_Required work_
Go to the line that contains "Serialize everything readable" and extract it along with every line after it, exactly, through the end of the data below.

Figure contents as structured data
⁂

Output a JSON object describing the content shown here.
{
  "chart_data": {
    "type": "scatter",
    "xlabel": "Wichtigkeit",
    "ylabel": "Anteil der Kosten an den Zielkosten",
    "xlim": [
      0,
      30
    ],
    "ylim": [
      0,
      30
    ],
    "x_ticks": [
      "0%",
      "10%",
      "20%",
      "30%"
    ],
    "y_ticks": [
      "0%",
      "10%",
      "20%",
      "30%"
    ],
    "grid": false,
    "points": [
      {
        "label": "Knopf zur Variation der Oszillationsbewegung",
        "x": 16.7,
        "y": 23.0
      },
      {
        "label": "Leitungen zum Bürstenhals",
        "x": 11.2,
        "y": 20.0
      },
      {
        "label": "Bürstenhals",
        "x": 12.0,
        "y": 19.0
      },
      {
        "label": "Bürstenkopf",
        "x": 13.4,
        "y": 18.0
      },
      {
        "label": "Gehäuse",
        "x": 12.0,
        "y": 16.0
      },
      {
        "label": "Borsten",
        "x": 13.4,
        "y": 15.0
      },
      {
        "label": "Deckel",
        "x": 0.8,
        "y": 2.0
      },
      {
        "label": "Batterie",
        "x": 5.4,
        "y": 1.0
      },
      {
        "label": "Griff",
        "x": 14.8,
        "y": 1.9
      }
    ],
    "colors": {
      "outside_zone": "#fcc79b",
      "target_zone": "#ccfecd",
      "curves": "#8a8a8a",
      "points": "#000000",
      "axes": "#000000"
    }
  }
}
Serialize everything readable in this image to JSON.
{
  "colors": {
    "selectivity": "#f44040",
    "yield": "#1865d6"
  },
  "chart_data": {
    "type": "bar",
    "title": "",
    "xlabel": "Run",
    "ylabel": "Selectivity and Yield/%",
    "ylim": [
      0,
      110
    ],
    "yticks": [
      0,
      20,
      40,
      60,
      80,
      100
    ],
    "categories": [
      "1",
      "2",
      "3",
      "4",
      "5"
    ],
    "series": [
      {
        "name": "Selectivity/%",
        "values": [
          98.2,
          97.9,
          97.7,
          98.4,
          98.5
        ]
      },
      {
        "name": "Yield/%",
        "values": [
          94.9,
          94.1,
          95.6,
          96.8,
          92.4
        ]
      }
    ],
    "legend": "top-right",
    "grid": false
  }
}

⁂

_Solution_
Serialize everything readable in this image to JSON.
{
  "colors": {
    "selectivity": "#f44040",
    "yield": "#1865d6"
  },
  "chart_data": {
    "type": "bar",
    "title": "",
    "xlabel": "Run",
    "ylabel": "Selectivity and Yield/%",
    "ylim": [
      0,
      110
    ],
    "yticks": [
      0,
      20,
      40,
      60,
      80,
      100
    ],
    "categories": [
      "1",
      "2",
      "3",
      "4",
      "5"
    ],
    "series": [
      {
        "name": "Selectivity/%",
        "values": [
          98.2,
          97.9,
          97.7,
          98.4,
          98.5
        ]
      },
      {
        "name": "Yield/%",
        "values": [
          94.9,
          94.1,
          95.6,
          96.8,
          92.4
        ]
      }
    ],
    "legend": "top-right",
    "grid": false
  }
}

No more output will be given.